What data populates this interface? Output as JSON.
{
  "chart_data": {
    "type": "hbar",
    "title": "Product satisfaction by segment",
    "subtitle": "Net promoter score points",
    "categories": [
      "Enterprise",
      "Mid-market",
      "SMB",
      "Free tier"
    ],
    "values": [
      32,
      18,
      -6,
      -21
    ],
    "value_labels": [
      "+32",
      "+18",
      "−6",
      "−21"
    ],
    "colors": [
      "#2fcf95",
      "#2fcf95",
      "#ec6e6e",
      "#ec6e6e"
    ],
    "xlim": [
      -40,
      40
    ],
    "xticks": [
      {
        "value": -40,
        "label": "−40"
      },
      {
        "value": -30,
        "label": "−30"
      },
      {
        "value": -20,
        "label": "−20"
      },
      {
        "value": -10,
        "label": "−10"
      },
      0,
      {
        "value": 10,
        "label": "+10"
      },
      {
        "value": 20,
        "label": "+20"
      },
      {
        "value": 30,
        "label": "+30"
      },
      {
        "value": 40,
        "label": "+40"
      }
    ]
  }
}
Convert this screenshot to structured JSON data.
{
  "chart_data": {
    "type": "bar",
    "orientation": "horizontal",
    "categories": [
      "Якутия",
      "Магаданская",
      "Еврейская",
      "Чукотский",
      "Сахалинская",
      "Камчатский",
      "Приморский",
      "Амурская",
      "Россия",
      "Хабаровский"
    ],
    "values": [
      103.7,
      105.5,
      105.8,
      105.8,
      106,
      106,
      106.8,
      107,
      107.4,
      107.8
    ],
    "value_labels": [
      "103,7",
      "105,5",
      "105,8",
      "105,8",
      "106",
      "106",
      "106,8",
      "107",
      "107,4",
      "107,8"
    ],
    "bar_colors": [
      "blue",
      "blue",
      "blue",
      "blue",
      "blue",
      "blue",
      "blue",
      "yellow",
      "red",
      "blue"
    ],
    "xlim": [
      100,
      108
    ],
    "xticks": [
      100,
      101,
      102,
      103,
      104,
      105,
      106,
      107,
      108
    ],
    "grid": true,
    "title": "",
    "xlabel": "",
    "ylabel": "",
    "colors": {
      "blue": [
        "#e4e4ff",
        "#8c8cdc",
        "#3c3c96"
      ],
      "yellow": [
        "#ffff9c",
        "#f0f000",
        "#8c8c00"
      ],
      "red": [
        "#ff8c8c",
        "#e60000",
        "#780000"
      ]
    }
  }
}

● Objective:
From the first line to the last, retype the data exactly.

● Response to this exercise:
What data populates this interface? Output as JSON.
{
  "chart_data": {
    "type": "hbar",
    "title": "Product satisfaction by segment",
    "subtitle": "Net promoter score points",
    "categories": [
      "Enterprise",
      "Mid-market",
      "SMB",
      "Free tier"
    ],
    "values": [
      32,
      18,
      -6,
      -21
    ],
    "value_labels": [
      "+32",
      "+18",
      "−6",
      "−21"
    ],
    "colors": [
      "#2fcf95",
      "#2fcf95",
      "#ec6e6e",
      "#ec6e6e"
    ],
    "xlim": [
      -40,
      40
    ],
    "xticks": [
      {
        "value": -40,
        "label": "−40"
      },
      {
        "value": -30,
        "label": "−30"
      },
      {
        "value": -20,
        "label": "−20"
      },
      {
        "value": -10,
        "label": "−10"
      },
      0,
      {
        "value": 10,
        "label": "+10"
      },
      {
        "value": 20,
        "label": "+20"
      },
      {
        "value": 30,
        "label": "+30"
      },
      {
        "value": 40,
        "label": "+40"
      }
    ]
  }
}
Convert this screenshot to structured JSON data.
{
  "chart_data": {
    "type": "bar",
    "orientation": "horizontal",
    "categories": [
      "Якутия",
      "Магаданская",
      "Еврейская",
      "Чукотский",
      "Сахалинская",
      "Камчатский",
      "Приморский",
      "Амурская",
      "Россия",
      "Хабаровский"
    ],
    "values": [
      103.7,
      105.5,
      105.8,
      105.8,
      106,
      106,
      106.8,
      107,
      107.4,
      107.8
    ],
    "value_labels": [
      "103,7",
      "105,5",
      "105,8",
      "105,8",
      "106",
      "106",
      "106,8",
      "107",
      "107,4",
      "107,8"
    ],
    "bar_colors": [
      "blue",
      "blue",
      "blue",
      "blue",
      "blue",
      "blue",
      "blue",
      "yellow",
      "red",
      "blue"
    ],
    "xlim": [
      100,
      108
    ],
    "xticks": [
      100,
      101,
      102,
      103,
      104,
      105,
      106,
      107,
      108
    ],
    "grid": true,
    "title": "",
    "xlabel": "",
    "ylabel": "",
    "colors": {
      "blue": [
        "#e4e4ff",
        "#8c8cdc",
        "#3c3c96"
      ],
      "yellow": [
        "#ffff9c",
        "#f0f000",
        "#8c8c00"
      ],
      "red": [
        "#ff8c8c",
        "#e60000",
        "#780000"
      ]
    }
  }
}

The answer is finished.